WRITTEN EXERCISE:
Extract the records below word for word and ignore the images.

Data records:
——————
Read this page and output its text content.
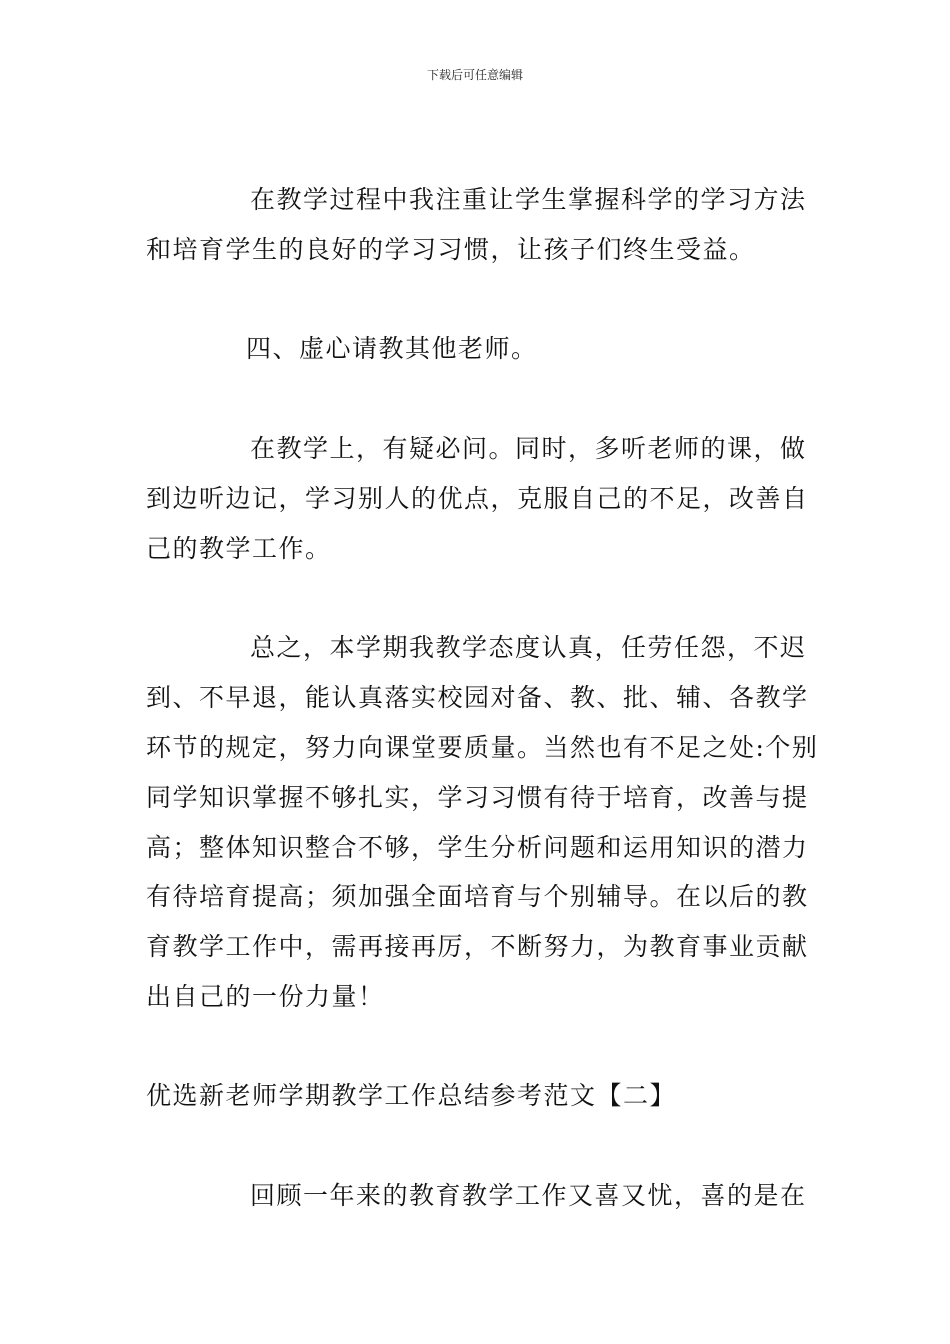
下载后可任意编辑
在教学过程中我注重让学生掌握科学的学习方法
和培育学生的良好的学习习惯，让孩子们终生受益。
四、虚心请教其他老师。
在教学上，有疑必问。同时，多听老师的课，做
到边听边记，学习别人的优点，克服自己的不足，改善自
己的教学工作。
总之，本学期我教学态度认真，任劳任怨，不迟
到、不早退，能认真落实校园对备、教、批、辅、各教学
环节的规定，努力向课堂要质量。当然也有不足之处:个别
同学知识掌握不够扎实，学习习惯有待于培育，改善与提
高；整体知识整合不够，学生分析问题和运用知识的潜力
有待培育提高；须加强全面培育与个别辅导。在以后的教
育教学工作中，需再接再厉，不断努力，为教育事业贡献
出自己的一份力量！
优选新老师学期教学工作总结参考范文【二】
回顾一年来的教育教学工作又喜又忧，喜的是在
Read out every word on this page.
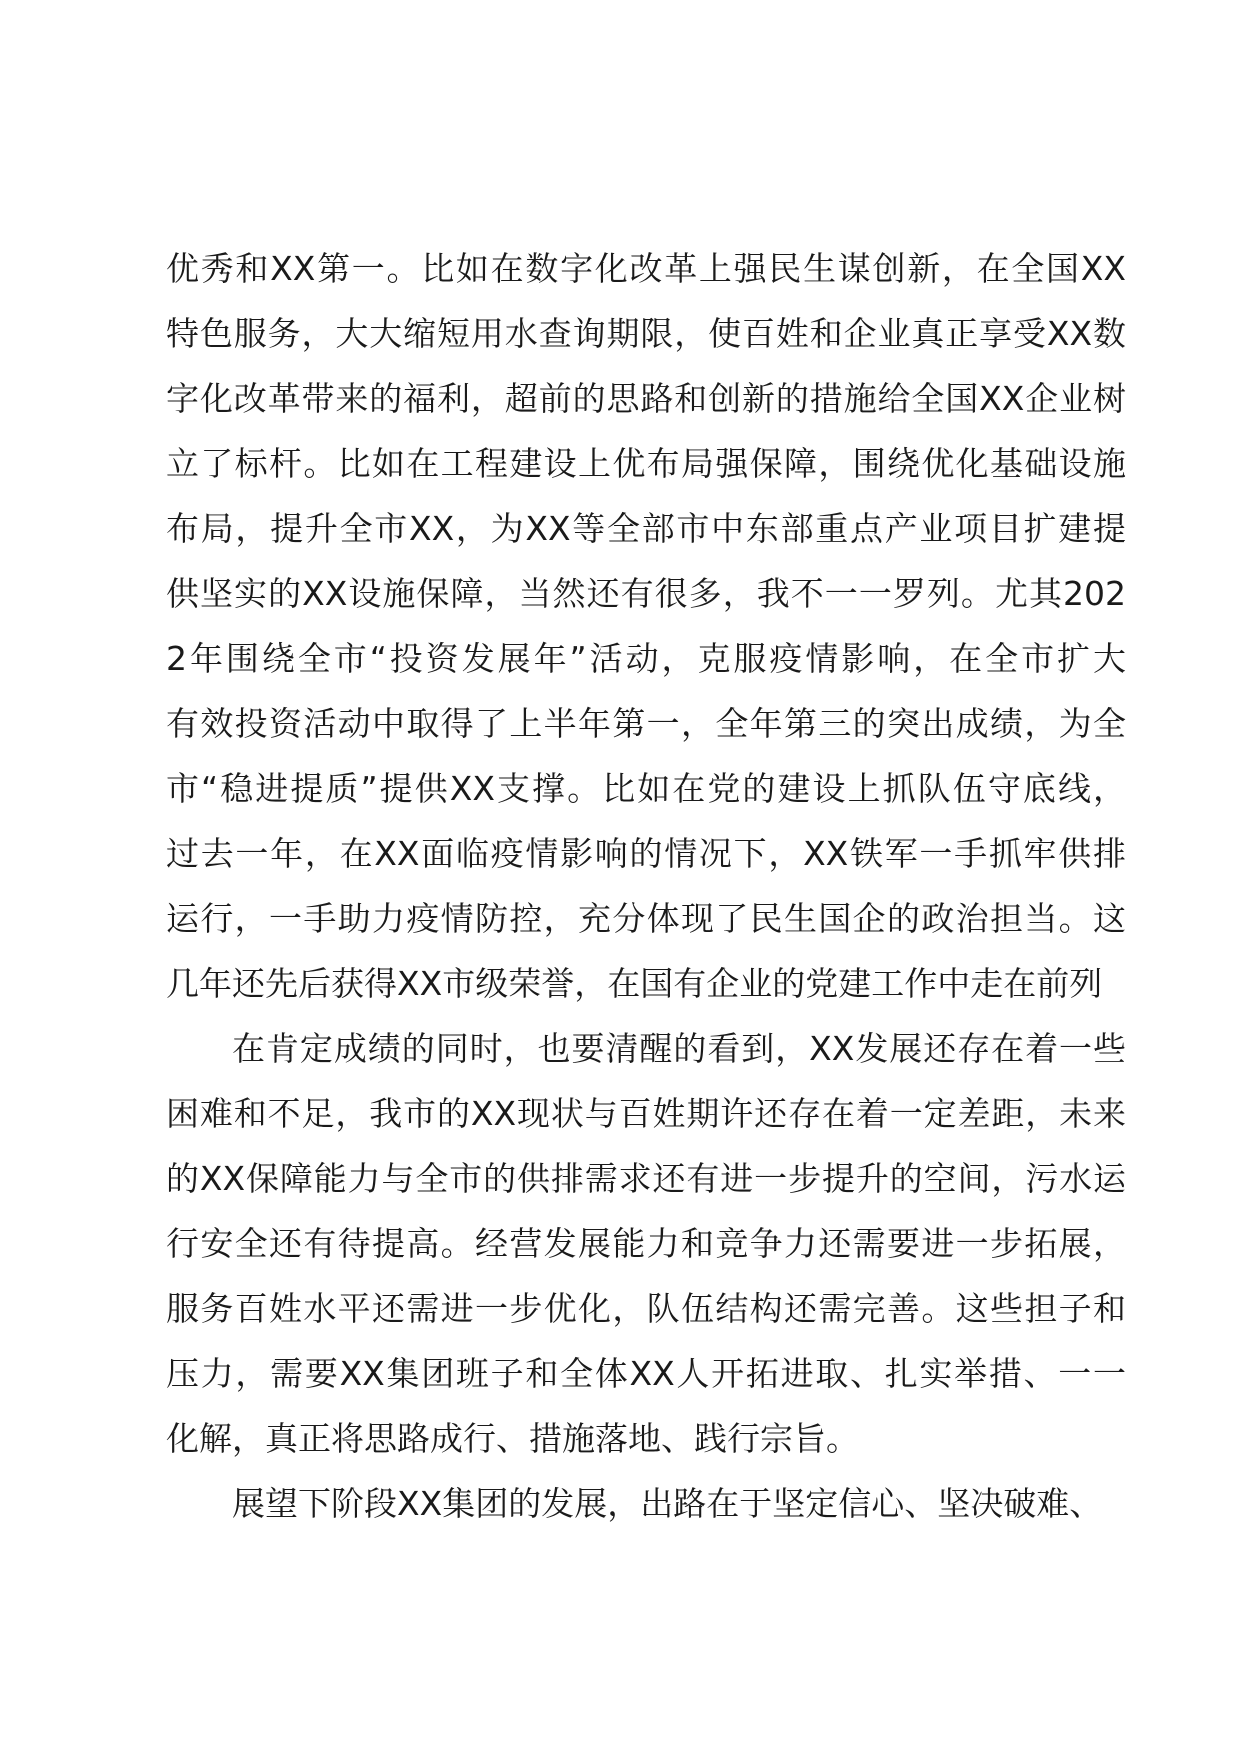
优秀和XX第一。比如在数字化改革上强民生谋创新，在全国XX
特色服务，大大缩短用水查询期限，使百姓和企业真正享受XX数
字化改革带来的福利，超前的思路和创新的措施给全国XX企业树
立了标杆。比如在工程建设上优布局强保障，围绕优化基础设施
布局，提升全市XX，为XX等全部市中东部重点产业项目扩建提
供坚实的XX设施保障，当然还有很多，我不一一罗列。尤其202
2年围绕全市“投资发展年”活动，克服疫情影响，在全市扩大
有效投资活动中取得了上半年第一，全年第三的突出成绩，为全
市“稳进提质”提供XX支撑。比如在党的建设上抓队伍守底线，
过去一年，在XX面临疫情影响的情况下，XX铁军一手抓牢供排
运行，一手助力疫情防控，充分体现了民生国企的政治担当。这
几年还先后获得XX市级荣誉，在国有企业的党建工作中走在前列
在肯定成绩的同时，也要清醒的看到，XX发展还存在着一些
困难和不足，我市的XX现状与百姓期许还存在着一定差距，未来
的XX保障能力与全市的供排需求还有进一步提升的空间，污水运
行安全还有待提高。经营发展能力和竞争力还需要进一步拓展，
服务百姓水平还需进一步优化，队伍结构还需完善。这些担子和
压力，需要XX集团班子和全体XX人开拓进取、扎实举措、一一
化解，真正将思路成行、措施落地、践行宗旨。
展望下阶段XX集团的发展，出路在于坚定信心、坚决破难、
——————
IN RESPONSE:
Read this page and output its text content.
下载后可任意编辑
在教学过程中我注重让学生掌握科学的学习方法
和培育学生的良好的学习习惯，让孩子们终生受益。
四、虚心请教其他老师。
在教学上，有疑必问。同时，多听老师的课，做
到边听边记，学习别人的优点，克服自己的不足，改善自
己的教学工作。
总之，本学期我教学态度认真，任劳任怨，不迟
到、不早退，能认真落实校园对备、教、批、辅、各教学
环节的规定，努力向课堂要质量。当然也有不足之处:个别
同学知识掌握不够扎实，学习习惯有待于培育，改善与提
高；整体知识整合不够，学生分析问题和运用知识的潜力
有待培育提高；须加强全面培育与个别辅导。在以后的教
育教学工作中，需再接再厉，不断努力，为教育事业贡献
出自己的一份力量！
优选新老师学期教学工作总结参考范文【二】
回顾一年来的教育教学工作又喜又忧，喜的是在
Read out every word on this page.
优秀和XX第一。比如在数字化改革上强民生谋创新，在全国XX
特色服务，大大缩短用水查询期限，使百姓和企业真正享受XX数
字化改革带来的福利，超前的思路和创新的措施给全国XX企业树
立了标杆。比如在工程建设上优布局强保障，围绕优化基础设施
布局，提升全市XX，为XX等全部市中东部重点产业项目扩建提
供坚实的XX设施保障，当然还有很多，我不一一罗列。尤其202
2年围绕全市“投资发展年”活动，克服疫情影响，在全市扩大
有效投资活动中取得了上半年第一，全年第三的突出成绩，为全
市“稳进提质”提供XX支撑。比如在党的建设上抓队伍守底线，
过去一年，在XX面临疫情影响的情况下，XX铁军一手抓牢供排
运行，一手助力疫情防控，充分体现了民生国企的政治担当。这
几年还先后获得XX市级荣誉，在国有企业的党建工作中走在前列
在肯定成绩的同时，也要清醒的看到，XX发展还存在着一些
困难和不足，我市的XX现状与百姓期许还存在着一定差距，未来
的XX保障能力与全市的供排需求还有进一步提升的空间，污水运
行安全还有待提高。经营发展能力和竞争力还需要进一步拓展，
服务百姓水平还需进一步优化，队伍结构还需完善。这些担子和
压力，需要XX集团班子和全体XX人开拓进取、扎实举措、一一
化解，真正将思路成行、措施落地、践行宗旨。
展望下阶段XX集团的发展，出路在于坚定信心、坚决破难、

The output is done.